**WORK INSTRUCTION**
From the material below, tally every line containing "name"; reply with the total only.

**DATA FOR THIS EXERCISE**

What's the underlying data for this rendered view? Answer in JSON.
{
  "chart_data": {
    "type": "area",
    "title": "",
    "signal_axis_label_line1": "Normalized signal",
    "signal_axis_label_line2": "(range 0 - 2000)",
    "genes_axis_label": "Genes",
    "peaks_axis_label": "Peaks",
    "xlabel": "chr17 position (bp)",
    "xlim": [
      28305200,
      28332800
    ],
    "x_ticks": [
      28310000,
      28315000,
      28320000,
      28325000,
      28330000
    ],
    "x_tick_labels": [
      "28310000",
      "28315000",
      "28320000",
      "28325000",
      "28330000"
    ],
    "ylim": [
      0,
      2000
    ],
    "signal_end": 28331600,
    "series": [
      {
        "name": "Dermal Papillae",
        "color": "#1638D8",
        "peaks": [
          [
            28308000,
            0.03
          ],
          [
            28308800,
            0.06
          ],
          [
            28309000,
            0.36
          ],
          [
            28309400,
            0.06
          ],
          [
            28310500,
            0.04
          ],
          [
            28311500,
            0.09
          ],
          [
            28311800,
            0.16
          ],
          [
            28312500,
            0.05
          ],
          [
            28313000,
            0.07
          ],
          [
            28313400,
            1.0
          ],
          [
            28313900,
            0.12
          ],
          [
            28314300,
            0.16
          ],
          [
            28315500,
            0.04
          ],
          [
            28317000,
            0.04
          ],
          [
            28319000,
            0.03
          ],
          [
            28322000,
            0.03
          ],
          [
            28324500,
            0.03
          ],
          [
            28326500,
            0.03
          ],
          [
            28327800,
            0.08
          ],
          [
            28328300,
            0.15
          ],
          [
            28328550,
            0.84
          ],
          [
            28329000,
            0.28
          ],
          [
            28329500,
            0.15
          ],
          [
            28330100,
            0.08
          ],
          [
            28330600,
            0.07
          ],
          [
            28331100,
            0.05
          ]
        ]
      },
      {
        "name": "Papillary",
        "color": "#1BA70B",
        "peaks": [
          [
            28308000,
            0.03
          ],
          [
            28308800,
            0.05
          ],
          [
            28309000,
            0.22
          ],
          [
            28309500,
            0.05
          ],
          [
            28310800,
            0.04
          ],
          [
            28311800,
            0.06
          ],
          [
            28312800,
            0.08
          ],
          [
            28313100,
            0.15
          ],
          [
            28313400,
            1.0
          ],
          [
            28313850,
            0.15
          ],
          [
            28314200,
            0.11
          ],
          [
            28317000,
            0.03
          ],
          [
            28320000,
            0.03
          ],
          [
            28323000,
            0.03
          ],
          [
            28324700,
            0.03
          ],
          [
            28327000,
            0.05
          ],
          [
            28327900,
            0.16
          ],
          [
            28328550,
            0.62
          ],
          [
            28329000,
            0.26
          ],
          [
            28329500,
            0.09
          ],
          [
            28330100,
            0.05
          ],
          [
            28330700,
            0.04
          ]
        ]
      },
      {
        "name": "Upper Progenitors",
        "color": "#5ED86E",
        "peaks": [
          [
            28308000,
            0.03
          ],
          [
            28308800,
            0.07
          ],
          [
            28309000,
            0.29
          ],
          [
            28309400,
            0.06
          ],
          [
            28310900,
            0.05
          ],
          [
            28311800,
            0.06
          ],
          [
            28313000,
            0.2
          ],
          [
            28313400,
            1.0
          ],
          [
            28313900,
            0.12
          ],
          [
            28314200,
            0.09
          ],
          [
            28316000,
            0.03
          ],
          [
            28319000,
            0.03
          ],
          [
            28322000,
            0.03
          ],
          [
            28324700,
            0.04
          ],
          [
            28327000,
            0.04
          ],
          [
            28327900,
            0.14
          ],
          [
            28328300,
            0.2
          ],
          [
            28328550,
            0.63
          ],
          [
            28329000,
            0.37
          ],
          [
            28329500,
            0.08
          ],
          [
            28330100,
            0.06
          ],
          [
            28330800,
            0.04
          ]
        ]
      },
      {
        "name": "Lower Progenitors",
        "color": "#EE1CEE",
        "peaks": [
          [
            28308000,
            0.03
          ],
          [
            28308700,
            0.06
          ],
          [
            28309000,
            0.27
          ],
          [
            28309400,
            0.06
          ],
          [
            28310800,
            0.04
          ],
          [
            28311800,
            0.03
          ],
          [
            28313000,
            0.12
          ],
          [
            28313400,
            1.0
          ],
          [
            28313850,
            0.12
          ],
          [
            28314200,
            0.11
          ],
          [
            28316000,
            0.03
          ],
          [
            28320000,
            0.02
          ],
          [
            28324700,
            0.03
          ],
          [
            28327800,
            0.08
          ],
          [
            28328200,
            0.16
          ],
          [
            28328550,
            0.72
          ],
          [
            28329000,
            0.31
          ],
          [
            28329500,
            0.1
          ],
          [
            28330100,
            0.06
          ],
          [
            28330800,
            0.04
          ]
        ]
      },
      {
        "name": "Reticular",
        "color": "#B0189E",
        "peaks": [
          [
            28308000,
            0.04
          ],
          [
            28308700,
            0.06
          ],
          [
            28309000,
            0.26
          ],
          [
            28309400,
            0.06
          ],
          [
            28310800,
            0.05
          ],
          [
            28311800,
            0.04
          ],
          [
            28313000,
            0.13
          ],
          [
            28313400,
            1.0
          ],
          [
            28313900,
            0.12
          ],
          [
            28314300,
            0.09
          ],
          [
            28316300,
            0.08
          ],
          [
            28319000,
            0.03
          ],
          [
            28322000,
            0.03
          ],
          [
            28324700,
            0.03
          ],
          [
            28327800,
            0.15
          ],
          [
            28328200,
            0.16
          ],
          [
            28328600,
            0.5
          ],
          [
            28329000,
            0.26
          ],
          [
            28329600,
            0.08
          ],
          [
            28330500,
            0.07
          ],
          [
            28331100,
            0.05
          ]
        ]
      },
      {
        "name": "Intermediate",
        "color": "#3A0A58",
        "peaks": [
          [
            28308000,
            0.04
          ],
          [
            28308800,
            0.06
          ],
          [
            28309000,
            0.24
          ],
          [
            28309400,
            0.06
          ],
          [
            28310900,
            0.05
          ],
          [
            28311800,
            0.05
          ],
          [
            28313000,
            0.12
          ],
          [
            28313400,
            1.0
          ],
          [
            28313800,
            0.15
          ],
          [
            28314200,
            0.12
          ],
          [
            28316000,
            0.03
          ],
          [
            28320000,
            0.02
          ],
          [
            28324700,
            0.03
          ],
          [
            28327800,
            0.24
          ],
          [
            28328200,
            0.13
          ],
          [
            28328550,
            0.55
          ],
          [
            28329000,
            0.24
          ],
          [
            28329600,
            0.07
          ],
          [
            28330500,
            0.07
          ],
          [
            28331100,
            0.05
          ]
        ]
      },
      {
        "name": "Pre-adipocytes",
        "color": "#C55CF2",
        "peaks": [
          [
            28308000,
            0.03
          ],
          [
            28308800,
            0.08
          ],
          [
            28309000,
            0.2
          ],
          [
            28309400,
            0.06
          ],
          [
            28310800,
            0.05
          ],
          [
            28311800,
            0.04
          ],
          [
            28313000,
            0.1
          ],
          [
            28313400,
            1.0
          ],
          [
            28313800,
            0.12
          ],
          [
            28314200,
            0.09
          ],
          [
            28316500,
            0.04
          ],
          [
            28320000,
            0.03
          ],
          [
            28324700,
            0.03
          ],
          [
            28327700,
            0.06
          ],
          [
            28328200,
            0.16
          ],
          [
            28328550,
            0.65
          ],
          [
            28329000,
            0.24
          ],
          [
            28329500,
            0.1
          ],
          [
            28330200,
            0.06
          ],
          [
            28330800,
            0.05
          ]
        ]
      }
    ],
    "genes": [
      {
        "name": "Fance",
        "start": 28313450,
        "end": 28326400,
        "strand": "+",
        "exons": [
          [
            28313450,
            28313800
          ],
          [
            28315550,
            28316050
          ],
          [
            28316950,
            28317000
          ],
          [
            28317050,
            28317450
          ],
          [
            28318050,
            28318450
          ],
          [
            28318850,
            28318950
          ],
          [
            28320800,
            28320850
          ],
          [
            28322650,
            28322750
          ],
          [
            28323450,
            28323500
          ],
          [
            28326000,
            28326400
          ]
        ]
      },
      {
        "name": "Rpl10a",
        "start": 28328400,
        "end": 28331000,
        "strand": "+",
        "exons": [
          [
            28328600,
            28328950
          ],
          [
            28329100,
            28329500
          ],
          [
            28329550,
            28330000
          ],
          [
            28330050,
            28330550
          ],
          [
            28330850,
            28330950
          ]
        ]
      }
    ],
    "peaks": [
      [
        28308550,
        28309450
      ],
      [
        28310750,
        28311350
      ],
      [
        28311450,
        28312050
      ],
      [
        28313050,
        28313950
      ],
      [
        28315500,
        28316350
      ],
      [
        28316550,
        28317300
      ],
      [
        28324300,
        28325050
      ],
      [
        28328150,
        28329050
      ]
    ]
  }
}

**THE ANSWER**
9